=== What this task involves ===
Keep the images out and copy every entry below exactly.
───── Extracted information ─────
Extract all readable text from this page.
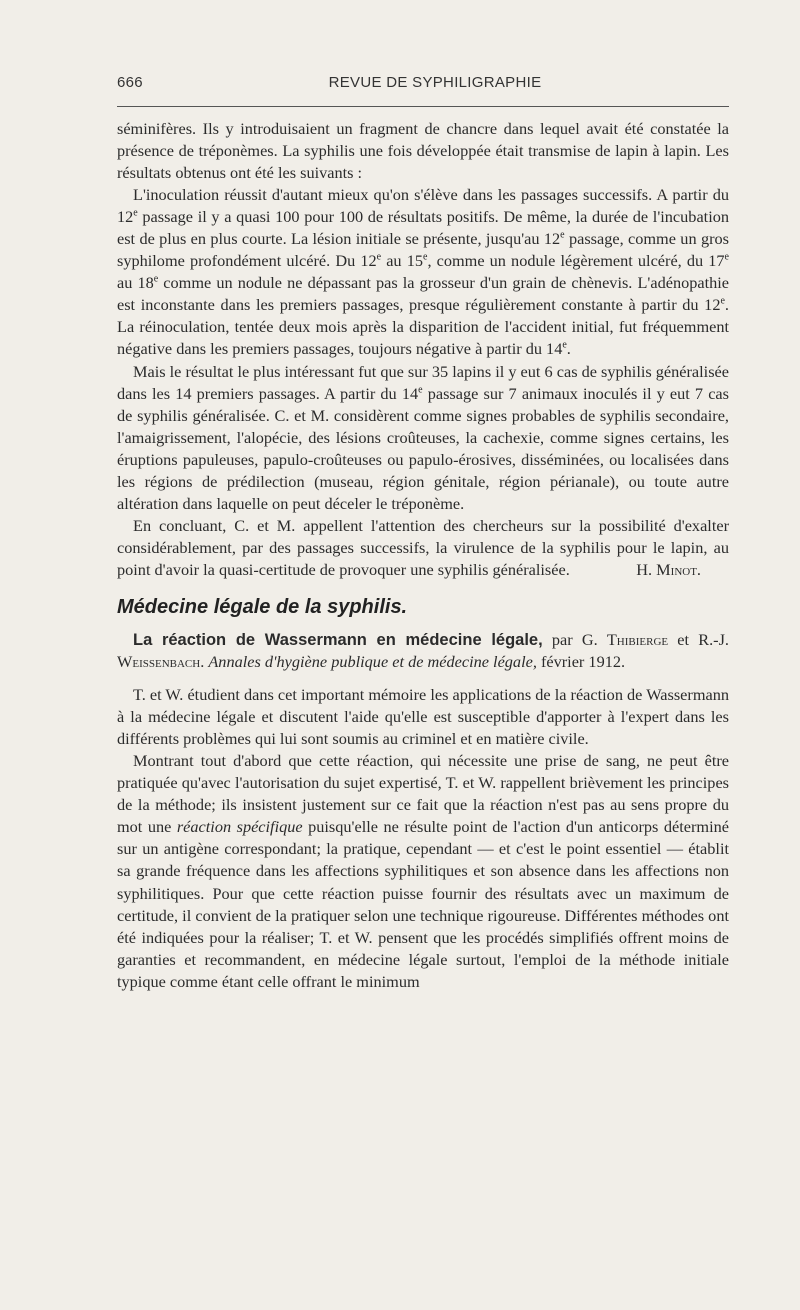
666	REVUE DE SYPHILIGRAPHIE

séminifères. Ils y introduisaient un fragment de chancre dans lequel avait été constatée la présence de tréponèmes. La syphilis une fois développée était transmise de lapin à lapin. Les résultats obtenus ont été les suivants :

L'inoculation réussit d'autant mieux qu'on s'élève dans les passages successifs. A partir du 12e passage il y a quasi 100 pour 100 de résultats positifs. De même, la durée de l'incubation est de plus en plus courte. La lésion initiale se présente, jusqu'au 12e passage, comme un gros syphilome profondément ulcéré. Du 12e au 15e, comme un nodule légèrement ulcéré, du 17e au 18e comme un nodule ne dépassant pas la grosseur d'un grain de chènevis. L'adénopathie est inconstante dans les premiers passages, presque régulièrement constante à partir du 12e. La réinoculation, tentée deux mois après la disparition de l'accident initial, fut fréquemment négative dans les premiers passages, toujours négative à partir du 14e.

Mais le résultat le plus intéressant fut que sur 35 lapins il y eut 6 cas de syphilis généralisée dans les 14 premiers passages. A partir du 14e passage sur 7 animaux inoculés il y eut 7 cas de syphilis généralisée. C. et M. considèrent comme signes probables de syphilis secondaire, l'amaigrissement, l'alopécie, des lésions croûteuses, la cachexie, comme signes certains, les éruptions papuleuses, papulo-croûteuses ou papulo-érosives, disséminées, ou localisées dans les régions de prédilection (museau, région génitale, région périanale), ou toute autre altération dans laquelle on peut déceler le tréponème.

En concluant, C. et M. appellent l'attention des chercheurs sur la possibilité d'exalter considérablement, par des passages successifs, la virulence de la syphilis pour le lapin, au point d'avoir la quasi-certitude de provoquer une syphilis généralisée.	H. Minot.

Médecine légale de la syphilis.

La réaction de Wassermann en médecine légale, par G. Thibierge et R.-J. Weissenbach. Annales d'hygiène publique et de médecine légale, février 1912.

T. et W. étudient dans cet important mémoire les applications de la réaction de Wassermann à la médecine légale et discutent l'aide qu'elle est susceptible d'apporter à l'expert dans les différents problèmes qui lui sont soumis au criminel et en matière civile.

Montrant tout d'abord que cette réaction, qui nécessite une prise de sang, ne peut être pratiquée qu'avec l'autorisation du sujet expertisé, T. et W. rappellent brièvement les principes de la méthode; ils insistent justement sur ce fait que la réaction n'est pas au sens propre du mot une réaction spécifique puisqu'elle ne résulte point de l'action d'un anticorps déterminé sur un antigène correspondant; la pratique, cependant — et c'est le point essentiel — établit sa grande fréquence dans les affections syphilitiques et son absence dans les affections non syphilitiques. Pour que cette réaction puisse fournir des résultats avec un maximum de certitude, il convient de la pratiquer selon une technique rigoureuse. Différentes méthodes ont été indiquées pour la réaliser; T. et W. pensent que les procédés simplifiés offrent moins de garanties et recommandent, en médecine légale surtout, l'emploi de la méthode initiale typique comme étant celle offrant le minimum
─────
=== Full response ===
Extract all readable text from this page.
666	REVUE DE SYPHILIGRAPHIE

séminifères. Ils y introduisaient un fragment de chancre dans lequel avait été constatée la présence de tréponèmes. La syphilis une fois développée était transmise de lapin à lapin. Les résultats obtenus ont été les suivants :

L'inoculation réussit d'autant mieux qu'on s'élève dans les passages successifs. A partir du 12e passage il y a quasi 100 pour 100 de résultats positifs. De même, la durée de l'incubation est de plus en plus courte. La lésion initiale se présente, jusqu'au 12e passage, comme un gros syphilome profondément ulcéré. Du 12e au 15e, comme un nodule légèrement ulcéré, du 17e au 18e comme un nodule ne dépassant pas la grosseur d'un grain de chènevis. L'adénopathie est inconstante dans les premiers passages, presque régulièrement constante à partir du 12e. La réinoculation, tentée deux mois après la disparition de l'accident initial, fut fréquemment négative dans les premiers passages, toujours négative à partir du 14e.

Mais le résultat le plus intéressant fut que sur 35 lapins il y eut 6 cas de syphilis généralisée dans les 14 premiers passages. A partir du 14e passage sur 7 animaux inoculés il y eut 7 cas de syphilis généralisée. C. et M. considèrent comme signes probables de syphilis secondaire, l'amaigrissement, l'alopécie, des lésions croûteuses, la cachexie, comme signes certains, les éruptions papuleuses, papulo-croûteuses ou papulo-érosives, disséminées, ou localisées dans les régions de prédilection (museau, région génitale, région périanale), ou toute autre altération dans laquelle on peut déceler le tréponème.

En concluant, C. et M. appellent l'attention des chercheurs sur la possibilité d'exalter considérablement, par des passages successifs, la virulence de la syphilis pour le lapin, au point d'avoir la quasi-certitude de provoquer une syphilis généralisée.	H. Minot.

Médecine légale de la syphilis.

La réaction de Wassermann en médecine légale, par G. Thibierge et R.-J. Weissenbach. Annales d'hygiène publique et de médecine légale, février 1912.

T. et W. étudient dans cet important mémoire les applications de la réaction de Wassermann à la médecine légale et discutent l'aide qu'elle est susceptible d'apporter à l'expert dans les différents problèmes qui lui sont soumis au criminel et en matière civile.

Montrant tout d'abord que cette réaction, qui nécessite une prise de sang, ne peut être pratiquée qu'avec l'autorisation du sujet expertisé, T. et W. rappellent brièvement les principes de la méthode; ils insistent justement sur ce fait que la réaction n'est pas au sens propre du mot une réaction spécifique puisqu'elle ne résulte point de l'action d'un anticorps déterminé sur un antigène correspondant; la pratique, cependant — et c'est le point essentiel — établit sa grande fréquence dans les affections syphilitiques et son absence dans les affections non syphilitiques. Pour que cette réaction puisse fournir des résultats avec un maximum de certitude, il convient de la pratiquer selon une technique rigoureuse. Différentes méthodes ont été indiquées pour la réaliser; T. et W. pensent que les procédés simplifiés offrent moins de garanties et recommandent, en médecine légale surtout, l'emploi de la méthode initiale typique comme étant celle offrant le minimum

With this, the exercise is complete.